*** Available records

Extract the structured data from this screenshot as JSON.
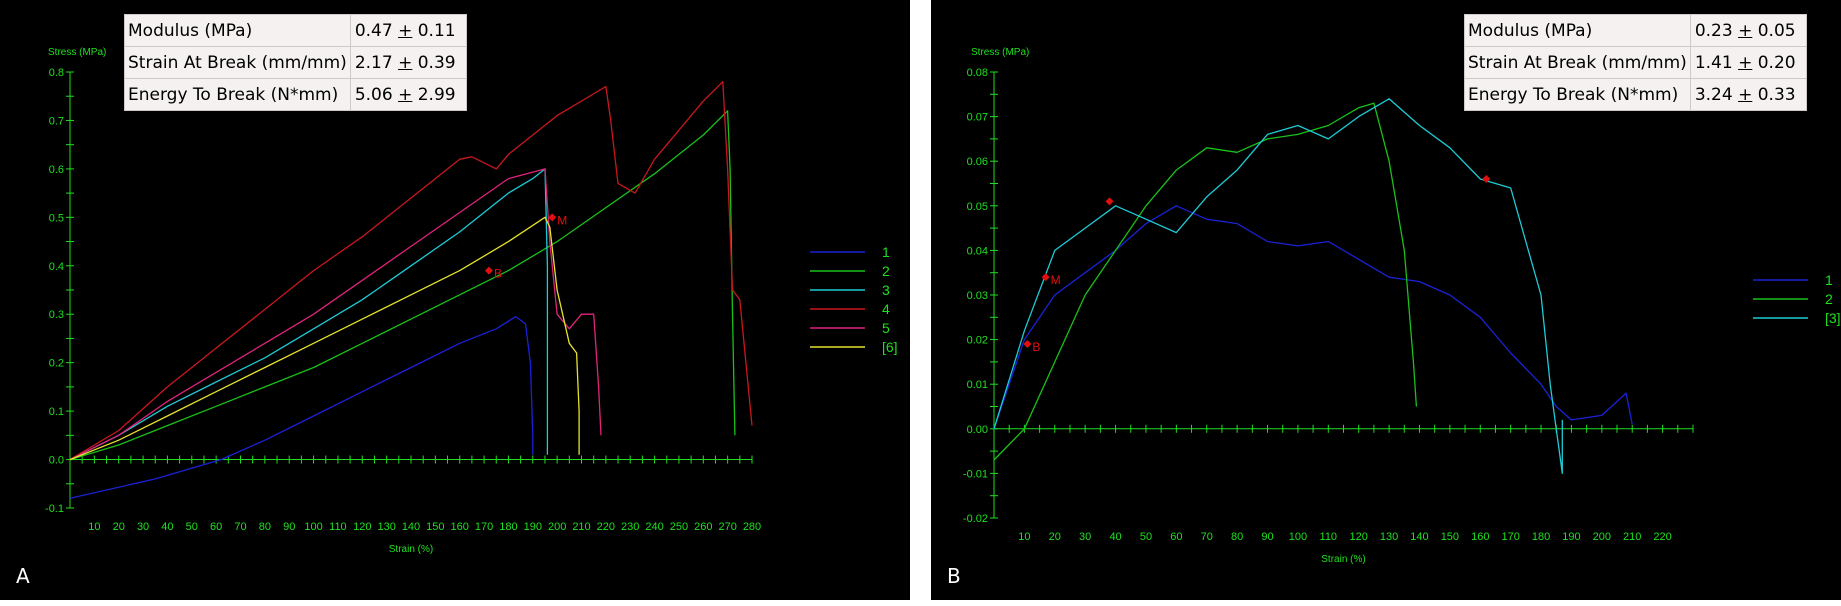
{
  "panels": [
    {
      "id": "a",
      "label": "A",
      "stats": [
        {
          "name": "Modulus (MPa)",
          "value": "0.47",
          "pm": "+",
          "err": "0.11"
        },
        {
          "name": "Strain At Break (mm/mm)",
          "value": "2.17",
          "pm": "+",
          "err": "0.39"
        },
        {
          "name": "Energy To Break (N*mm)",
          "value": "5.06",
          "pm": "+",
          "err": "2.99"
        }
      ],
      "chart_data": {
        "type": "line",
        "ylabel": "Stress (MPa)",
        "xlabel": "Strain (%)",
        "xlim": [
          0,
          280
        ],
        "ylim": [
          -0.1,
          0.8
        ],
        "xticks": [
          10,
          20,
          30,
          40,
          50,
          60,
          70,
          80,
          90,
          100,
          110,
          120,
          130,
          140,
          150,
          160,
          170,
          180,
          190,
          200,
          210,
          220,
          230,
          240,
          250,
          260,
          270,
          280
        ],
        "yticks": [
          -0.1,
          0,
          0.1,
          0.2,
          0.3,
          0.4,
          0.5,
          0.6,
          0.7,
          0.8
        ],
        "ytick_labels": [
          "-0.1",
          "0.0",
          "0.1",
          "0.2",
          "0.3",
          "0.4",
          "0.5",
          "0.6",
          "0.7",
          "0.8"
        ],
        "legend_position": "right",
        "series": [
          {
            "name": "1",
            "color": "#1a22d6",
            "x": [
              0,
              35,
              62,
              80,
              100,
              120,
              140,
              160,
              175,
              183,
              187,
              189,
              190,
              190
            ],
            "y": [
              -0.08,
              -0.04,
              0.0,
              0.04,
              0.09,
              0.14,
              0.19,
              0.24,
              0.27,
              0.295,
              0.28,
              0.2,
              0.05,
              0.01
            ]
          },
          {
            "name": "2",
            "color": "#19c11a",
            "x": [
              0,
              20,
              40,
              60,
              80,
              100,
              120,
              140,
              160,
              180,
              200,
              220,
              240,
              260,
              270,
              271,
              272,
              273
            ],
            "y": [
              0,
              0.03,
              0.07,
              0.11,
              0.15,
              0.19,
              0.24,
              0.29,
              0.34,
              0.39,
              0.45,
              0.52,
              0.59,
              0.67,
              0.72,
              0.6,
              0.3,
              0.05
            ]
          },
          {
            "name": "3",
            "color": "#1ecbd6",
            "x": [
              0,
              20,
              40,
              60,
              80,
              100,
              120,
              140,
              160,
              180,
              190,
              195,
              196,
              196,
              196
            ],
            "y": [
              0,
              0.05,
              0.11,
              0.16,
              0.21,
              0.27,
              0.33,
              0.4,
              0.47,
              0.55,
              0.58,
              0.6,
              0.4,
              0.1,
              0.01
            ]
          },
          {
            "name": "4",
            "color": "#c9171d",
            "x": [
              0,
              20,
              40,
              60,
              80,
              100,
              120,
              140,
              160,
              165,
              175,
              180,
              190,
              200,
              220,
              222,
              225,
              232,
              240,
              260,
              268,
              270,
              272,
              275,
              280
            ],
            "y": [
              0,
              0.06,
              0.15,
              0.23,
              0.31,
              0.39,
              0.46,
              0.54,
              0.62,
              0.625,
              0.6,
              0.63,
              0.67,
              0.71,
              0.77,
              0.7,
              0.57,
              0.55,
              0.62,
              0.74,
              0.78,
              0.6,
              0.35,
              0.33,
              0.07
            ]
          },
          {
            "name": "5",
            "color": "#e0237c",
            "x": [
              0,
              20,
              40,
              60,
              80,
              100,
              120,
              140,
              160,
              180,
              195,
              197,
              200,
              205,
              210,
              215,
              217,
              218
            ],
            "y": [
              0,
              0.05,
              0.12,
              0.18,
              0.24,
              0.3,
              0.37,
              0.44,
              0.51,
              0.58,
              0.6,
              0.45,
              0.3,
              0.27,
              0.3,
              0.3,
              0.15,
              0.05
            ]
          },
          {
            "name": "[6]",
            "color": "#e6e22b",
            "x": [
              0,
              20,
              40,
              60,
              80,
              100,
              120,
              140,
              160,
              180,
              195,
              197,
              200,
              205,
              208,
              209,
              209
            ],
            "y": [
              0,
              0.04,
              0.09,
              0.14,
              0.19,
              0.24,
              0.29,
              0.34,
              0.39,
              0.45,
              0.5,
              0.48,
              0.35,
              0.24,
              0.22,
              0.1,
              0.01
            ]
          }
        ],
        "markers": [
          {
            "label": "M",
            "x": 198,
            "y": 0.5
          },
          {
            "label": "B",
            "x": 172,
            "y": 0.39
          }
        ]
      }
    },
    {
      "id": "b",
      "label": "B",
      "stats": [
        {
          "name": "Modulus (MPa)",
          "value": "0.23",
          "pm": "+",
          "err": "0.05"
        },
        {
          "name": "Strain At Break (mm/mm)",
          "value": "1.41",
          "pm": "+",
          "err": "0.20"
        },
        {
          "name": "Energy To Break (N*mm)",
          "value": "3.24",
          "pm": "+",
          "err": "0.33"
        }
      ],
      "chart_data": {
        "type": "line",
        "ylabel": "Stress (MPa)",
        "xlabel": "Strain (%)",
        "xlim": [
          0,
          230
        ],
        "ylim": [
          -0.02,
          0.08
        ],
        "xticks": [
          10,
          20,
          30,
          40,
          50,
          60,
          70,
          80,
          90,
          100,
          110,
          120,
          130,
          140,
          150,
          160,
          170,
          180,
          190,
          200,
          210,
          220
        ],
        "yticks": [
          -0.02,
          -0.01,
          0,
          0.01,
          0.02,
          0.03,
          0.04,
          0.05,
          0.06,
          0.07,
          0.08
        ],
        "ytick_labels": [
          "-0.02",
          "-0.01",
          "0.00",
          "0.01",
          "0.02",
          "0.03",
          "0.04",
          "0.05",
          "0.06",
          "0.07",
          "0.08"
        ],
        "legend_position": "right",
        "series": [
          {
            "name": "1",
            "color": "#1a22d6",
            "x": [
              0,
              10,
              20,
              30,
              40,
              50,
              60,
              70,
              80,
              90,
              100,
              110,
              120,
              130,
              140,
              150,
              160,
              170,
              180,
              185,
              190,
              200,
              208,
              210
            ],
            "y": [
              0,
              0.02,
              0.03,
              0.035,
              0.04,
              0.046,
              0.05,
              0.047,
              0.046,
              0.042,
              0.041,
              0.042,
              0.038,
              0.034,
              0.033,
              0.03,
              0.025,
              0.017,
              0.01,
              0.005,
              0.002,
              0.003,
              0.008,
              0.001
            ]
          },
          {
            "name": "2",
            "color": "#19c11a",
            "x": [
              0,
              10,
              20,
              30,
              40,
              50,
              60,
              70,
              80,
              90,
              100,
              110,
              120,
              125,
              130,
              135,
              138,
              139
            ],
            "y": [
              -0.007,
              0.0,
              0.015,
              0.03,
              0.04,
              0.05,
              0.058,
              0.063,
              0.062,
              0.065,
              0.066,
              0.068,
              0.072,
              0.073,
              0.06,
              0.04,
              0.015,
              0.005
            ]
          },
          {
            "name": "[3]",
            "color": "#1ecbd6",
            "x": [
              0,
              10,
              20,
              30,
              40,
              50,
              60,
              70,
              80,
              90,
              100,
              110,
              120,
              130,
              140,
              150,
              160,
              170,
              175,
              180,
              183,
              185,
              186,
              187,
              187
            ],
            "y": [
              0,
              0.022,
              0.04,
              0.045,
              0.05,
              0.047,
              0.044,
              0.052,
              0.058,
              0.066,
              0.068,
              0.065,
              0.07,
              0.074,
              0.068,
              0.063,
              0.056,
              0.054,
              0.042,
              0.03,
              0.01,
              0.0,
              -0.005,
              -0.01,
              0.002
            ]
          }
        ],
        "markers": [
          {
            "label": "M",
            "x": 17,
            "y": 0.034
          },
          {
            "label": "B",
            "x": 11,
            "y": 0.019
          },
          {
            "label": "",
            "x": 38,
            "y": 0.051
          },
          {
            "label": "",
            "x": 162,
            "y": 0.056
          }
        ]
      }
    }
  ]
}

******
*** Available records

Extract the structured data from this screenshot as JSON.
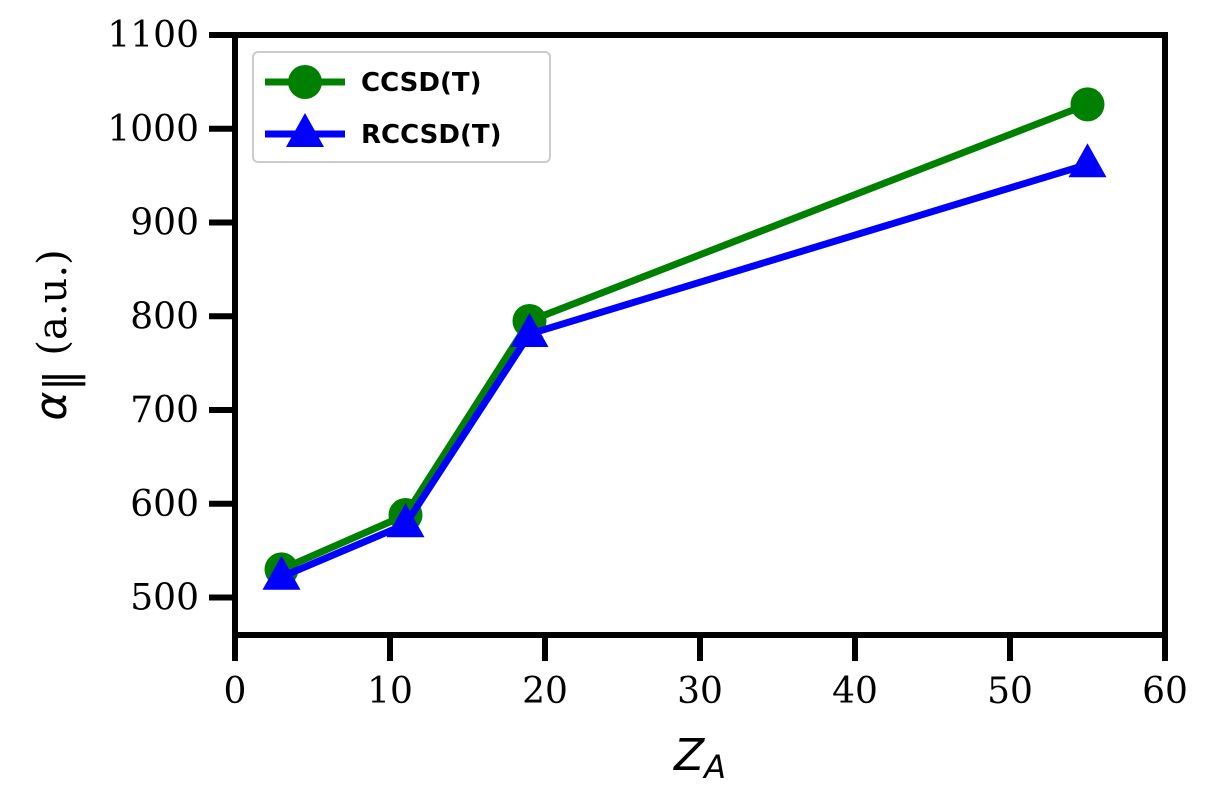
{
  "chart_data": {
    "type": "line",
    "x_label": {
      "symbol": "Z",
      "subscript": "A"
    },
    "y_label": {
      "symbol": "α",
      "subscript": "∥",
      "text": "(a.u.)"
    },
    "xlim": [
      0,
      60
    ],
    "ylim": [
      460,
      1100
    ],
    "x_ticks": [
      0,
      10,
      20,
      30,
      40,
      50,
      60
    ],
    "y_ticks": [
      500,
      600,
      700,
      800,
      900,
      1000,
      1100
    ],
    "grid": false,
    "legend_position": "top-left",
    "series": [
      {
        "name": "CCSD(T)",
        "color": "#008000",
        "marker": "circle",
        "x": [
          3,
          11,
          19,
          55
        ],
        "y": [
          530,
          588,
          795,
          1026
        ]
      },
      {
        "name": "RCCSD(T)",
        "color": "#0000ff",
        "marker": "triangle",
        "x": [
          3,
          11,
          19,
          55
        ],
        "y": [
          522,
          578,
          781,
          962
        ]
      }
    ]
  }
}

******

## Description of the task
Select every line in the material above where the string "value" occurs, and copy it.

## Result
          "value": "0.47",
          "value": "2.17",
          "value": "5.06",
          "value": "0.23",
          "value": "1.41",
          "value": "3.24",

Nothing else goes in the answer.